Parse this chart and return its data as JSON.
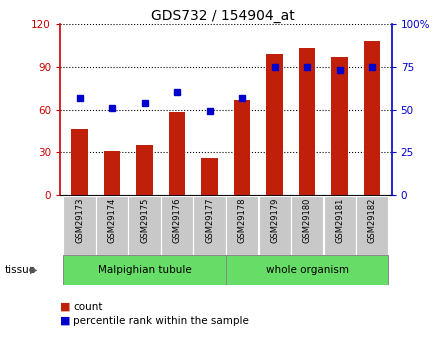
{
  "title": "GDS732 / 154904_at",
  "categories": [
    "GSM29173",
    "GSM29174",
    "GSM29175",
    "GSM29176",
    "GSM29177",
    "GSM29178",
    "GSM29179",
    "GSM29180",
    "GSM29181",
    "GSM29182"
  ],
  "count_values": [
    46,
    31,
    35,
    58,
    26,
    67,
    99,
    103,
    97,
    108
  ],
  "percentile_values": [
    57,
    51,
    54,
    60,
    49,
    57,
    75,
    75,
    73,
    75
  ],
  "bar_color": "#C0200A",
  "dot_color": "#0000CC",
  "ylim_left": [
    0,
    120
  ],
  "ylim_right": [
    0,
    100
  ],
  "yticks_left": [
    0,
    30,
    60,
    90,
    120
  ],
  "yticks_right": [
    0,
    25,
    50,
    75,
    100
  ],
  "tick_label_color_left": "#CC0000",
  "tick_label_color_right": "#0000CC",
  "background_xtick": "#C8C8C8",
  "tissue_color": "#66DD66",
  "legend_count": "count",
  "legend_percentile": "percentile rank within the sample",
  "bar_width": 0.5
}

════════════════

What you need to do: Set the entries down again exactly. Do not include the images.

Response below:
Parse this chart and return its data as JSON.
{
  "title": "GDS732 / 154904_at",
  "categories": [
    "GSM29173",
    "GSM29174",
    "GSM29175",
    "GSM29176",
    "GSM29177",
    "GSM29178",
    "GSM29179",
    "GSM29180",
    "GSM29181",
    "GSM29182"
  ],
  "count_values": [
    46,
    31,
    35,
    58,
    26,
    67,
    99,
    103,
    97,
    108
  ],
  "percentile_values": [
    57,
    51,
    54,
    60,
    49,
    57,
    75,
    75,
    73,
    75
  ],
  "bar_color": "#C0200A",
  "dot_color": "#0000CC",
  "ylim_left": [
    0,
    120
  ],
  "ylim_right": [
    0,
    100
  ],
  "yticks_left": [
    0,
    30,
    60,
    90,
    120
  ],
  "yticks_right": [
    0,
    25,
    50,
    75,
    100
  ],
  "tick_label_color_left": "#CC0000",
  "tick_label_color_right": "#0000CC",
  "background_xtick": "#C8C8C8",
  "tissue_color": "#66DD66",
  "legend_count": "count",
  "legend_percentile": "percentile rank within the sample",
  "bar_width": 0.5
}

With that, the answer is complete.